- _What to work on_
Faithfully return all lines, omitting every embedded picture.

--- START Extracted data ---

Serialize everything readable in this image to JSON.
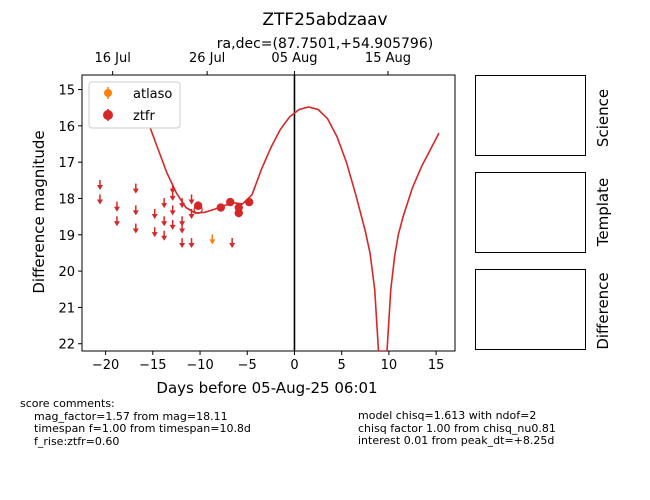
{
  "chart_data": {
    "type": "scatter",
    "title": "ZTF25abdzaav",
    "subtitle": "ra,dec=(87.7501,+54.905796)",
    "xlabel": "Days before 05-Aug-25 06:01",
    "ylabel": "Difference magnitude",
    "xlim": [
      -22.5,
      17
    ],
    "ylim": [
      22.2,
      14.6
    ],
    "y_inverted": true,
    "xticks": [
      -20,
      -15,
      -10,
      -5,
      0,
      5,
      10,
      15
    ],
    "yticks": [
      15,
      16,
      17,
      18,
      19,
      20,
      21,
      22
    ],
    "top_axis_ticks": [
      {
        "x": -19.25,
        "label": "16 Jul"
      },
      {
        "x": -9.25,
        "label": "26 Jul"
      },
      {
        "x": 0.0,
        "label": "05 Aug"
      },
      {
        "x": 9.9,
        "label": "15 Aug"
      }
    ],
    "vline_x": 0,
    "legend": {
      "location": "upper-left",
      "entries": [
        "atlaso",
        "ztfr"
      ]
    },
    "series": [
      {
        "name": "ztfr",
        "color": "#d62728",
        "detections": [
          {
            "x": -10.2,
            "y": 18.2,
            "err": 0.12
          },
          {
            "x": -7.8,
            "y": 18.25,
            "err": 0.1
          },
          {
            "x": -6.8,
            "y": 18.1,
            "err": 0.1
          },
          {
            "x": -5.9,
            "y": 18.4,
            "err": 0.12
          },
          {
            "x": -5.9,
            "y": 18.25,
            "err": 0.1
          },
          {
            "x": -4.8,
            "y": 18.1,
            "err": 0.08
          }
        ],
        "open_detection": {
          "x": -10.2,
          "y": 18.3
        },
        "upper_limits": [
          {
            "x": -20.6,
            "y": 17.6
          },
          {
            "x": -20.6,
            "y": 18.0
          },
          {
            "x": -18.8,
            "y": 18.2
          },
          {
            "x": -18.8,
            "y": 18.6
          },
          {
            "x": -16.8,
            "y": 17.7
          },
          {
            "x": -16.8,
            "y": 18.3
          },
          {
            "x": -16.8,
            "y": 18.8
          },
          {
            "x": -14.8,
            "y": 18.4
          },
          {
            "x": -14.8,
            "y": 18.9
          },
          {
            "x": -13.8,
            "y": 18.1
          },
          {
            "x": -13.8,
            "y": 18.6
          },
          {
            "x": -13.8,
            "y": 19.0
          },
          {
            "x": -12.9,
            "y": 17.7
          },
          {
            "x": -12.9,
            "y": 17.9
          },
          {
            "x": -12.9,
            "y": 18.3
          },
          {
            "x": -12.9,
            "y": 18.7
          },
          {
            "x": -11.9,
            "y": 18.1
          },
          {
            "x": -11.9,
            "y": 18.6
          },
          {
            "x": -11.9,
            "y": 18.8
          },
          {
            "x": -11.9,
            "y": 19.2
          },
          {
            "x": -10.9,
            "y": 18.0
          },
          {
            "x": -10.9,
            "y": 18.4
          },
          {
            "x": -10.9,
            "y": 19.2
          },
          {
            "x": -6.6,
            "y": 19.2
          }
        ]
      },
      {
        "name": "atlaso",
        "color": "#ff7f0e",
        "detections": [],
        "upper_limits": [
          {
            "x": -8.7,
            "y": 19.1
          }
        ]
      }
    ],
    "model_curve": {
      "color": "#d62728",
      "x": [
        -19.5,
        -18.5,
        -17.5,
        -16.5,
        -15.5,
        -14.5,
        -13.5,
        -12.5,
        -11.5,
        -10.5,
        -9.5,
        -8.5,
        -7.5,
        -6.5,
        -5.5,
        -4.5,
        -3.5,
        -2.5,
        -1.5,
        -0.5,
        0.5,
        1.5,
        2.5,
        3.5,
        4.5,
        5.5,
        6.5,
        7.5,
        8.0,
        8.5,
        8.9,
        9.4,
        9.8,
        10.2,
        10.6,
        11.0,
        11.5,
        12.0,
        12.5,
        13.0,
        13.5,
        14.0,
        14.5,
        15.0,
        15.3
      ],
      "y": [
        14.85,
        14.8,
        14.95,
        15.3,
        15.9,
        16.6,
        17.3,
        17.85,
        18.25,
        18.4,
        18.38,
        18.3,
        18.2,
        18.12,
        18.15,
        17.9,
        17.2,
        16.6,
        16.1,
        15.75,
        15.55,
        15.48,
        15.55,
        15.8,
        16.3,
        17.0,
        17.9,
        18.9,
        19.5,
        20.5,
        22.2,
        22.2,
        22.2,
        20.5,
        19.6,
        19.0,
        18.5,
        18.1,
        17.7,
        17.4,
        17.1,
        16.85,
        16.6,
        16.35,
        16.2
      ]
    }
  },
  "panels": [
    {
      "label": "Science"
    },
    {
      "label": "Template"
    },
    {
      "label": "Difference"
    }
  ],
  "comments": {
    "heading": "score comments:",
    "left": [
      "mag_factor=1.57 from mag=18.11",
      "timespan f=1.00 from timespan=10.8d",
      "f_rise:ztfr=0.60"
    ],
    "right": [
      "model chisq=1.613 with ndof=2",
      "chisq factor 1.00 from chisq_nu0.81",
      "interest 0.01 from peak_dt=+8.25d"
    ]
  }
}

--- END Extracted data ---

- _Task response_
Serialize everything readable in this image to JSON.
{
  "chart_data": {
    "type": "scatter",
    "title": "ZTF25abdzaav",
    "subtitle": "ra,dec=(87.7501,+54.905796)",
    "xlabel": "Days before 05-Aug-25 06:01",
    "ylabel": "Difference magnitude",
    "xlim": [
      -22.5,
      17
    ],
    "ylim": [
      22.2,
      14.6
    ],
    "y_inverted": true,
    "xticks": [
      -20,
      -15,
      -10,
      -5,
      0,
      5,
      10,
      15
    ],
    "yticks": [
      15,
      16,
      17,
      18,
      19,
      20,
      21,
      22
    ],
    "top_axis_ticks": [
      {
        "x": -19.25,
        "label": "16 Jul"
      },
      {
        "x": -9.25,
        "label": "26 Jul"
      },
      {
        "x": 0.0,
        "label": "05 Aug"
      },
      {
        "x": 9.9,
        "label": "15 Aug"
      }
    ],
    "vline_x": 0,
    "legend": {
      "location": "upper-left",
      "entries": [
        "atlaso",
        "ztfr"
      ]
    },
    "series": [
      {
        "name": "ztfr",
        "color": "#d62728",
        "detections": [
          {
            "x": -10.2,
            "y": 18.2,
            "err": 0.12
          },
          {
            "x": -7.8,
            "y": 18.25,
            "err": 0.1
          },
          {
            "x": -6.8,
            "y": 18.1,
            "err": 0.1
          },
          {
            "x": -5.9,
            "y": 18.4,
            "err": 0.12
          },
          {
            "x": -5.9,
            "y": 18.25,
            "err": 0.1
          },
          {
            "x": -4.8,
            "y": 18.1,
            "err": 0.08
          }
        ],
        "open_detection": {
          "x": -10.2,
          "y": 18.3
        },
        "upper_limits": [
          {
            "x": -20.6,
            "y": 17.6
          },
          {
            "x": -20.6,
            "y": 18.0
          },
          {
            "x": -18.8,
            "y": 18.2
          },
          {
            "x": -18.8,
            "y": 18.6
          },
          {
            "x": -16.8,
            "y": 17.7
          },
          {
            "x": -16.8,
            "y": 18.3
          },
          {
            "x": -16.8,
            "y": 18.8
          },
          {
            "x": -14.8,
            "y": 18.4
          },
          {
            "x": -14.8,
            "y": 18.9
          },
          {
            "x": -13.8,
            "y": 18.1
          },
          {
            "x": -13.8,
            "y": 18.6
          },
          {
            "x": -13.8,
            "y": 19.0
          },
          {
            "x": -12.9,
            "y": 17.7
          },
          {
            "x": -12.9,
            "y": 17.9
          },
          {
            "x": -12.9,
            "y": 18.3
          },
          {
            "x": -12.9,
            "y": 18.7
          },
          {
            "x": -11.9,
            "y": 18.1
          },
          {
            "x": -11.9,
            "y": 18.6
          },
          {
            "x": -11.9,
            "y": 18.8
          },
          {
            "x": -11.9,
            "y": 19.2
          },
          {
            "x": -10.9,
            "y": 18.0
          },
          {
            "x": -10.9,
            "y": 18.4
          },
          {
            "x": -10.9,
            "y": 19.2
          },
          {
            "x": -6.6,
            "y": 19.2
          }
        ]
      },
      {
        "name": "atlaso",
        "color": "#ff7f0e",
        "detections": [],
        "upper_limits": [
          {
            "x": -8.7,
            "y": 19.1
          }
        ]
      }
    ],
    "model_curve": {
      "color": "#d62728",
      "x": [
        -19.5,
        -18.5,
        -17.5,
        -16.5,
        -15.5,
        -14.5,
        -13.5,
        -12.5,
        -11.5,
        -10.5,
        -9.5,
        -8.5,
        -7.5,
        -6.5,
        -5.5,
        -4.5,
        -3.5,
        -2.5,
        -1.5,
        -0.5,
        0.5,
        1.5,
        2.5,
        3.5,
        4.5,
        5.5,
        6.5,
        7.5,
        8.0,
        8.5,
        8.9,
        9.4,
        9.8,
        10.2,
        10.6,
        11.0,
        11.5,
        12.0,
        12.5,
        13.0,
        13.5,
        14.0,
        14.5,
        15.0,
        15.3
      ],
      "y": [
        14.85,
        14.8,
        14.95,
        15.3,
        15.9,
        16.6,
        17.3,
        17.85,
        18.25,
        18.4,
        18.38,
        18.3,
        18.2,
        18.12,
        18.15,
        17.9,
        17.2,
        16.6,
        16.1,
        15.75,
        15.55,
        15.48,
        15.55,
        15.8,
        16.3,
        17.0,
        17.9,
        18.9,
        19.5,
        20.5,
        22.2,
        22.2,
        22.2,
        20.5,
        19.6,
        19.0,
        18.5,
        18.1,
        17.7,
        17.4,
        17.1,
        16.85,
        16.6,
        16.35,
        16.2
      ]
    }
  },
  "panels": [
    {
      "label": "Science"
    },
    {
      "label": "Template"
    },
    {
      "label": "Difference"
    }
  ],
  "comments": {
    "heading": "score comments:",
    "left": [
      "mag_factor=1.57 from mag=18.11",
      "timespan f=1.00 from timespan=10.8d",
      "f_rise:ztfr=0.60"
    ],
    "right": [
      "model chisq=1.613 with ndof=2",
      "chisq factor 1.00 from chisq_nu0.81",
      "interest 0.01 from peak_dt=+8.25d"
    ]
  }
}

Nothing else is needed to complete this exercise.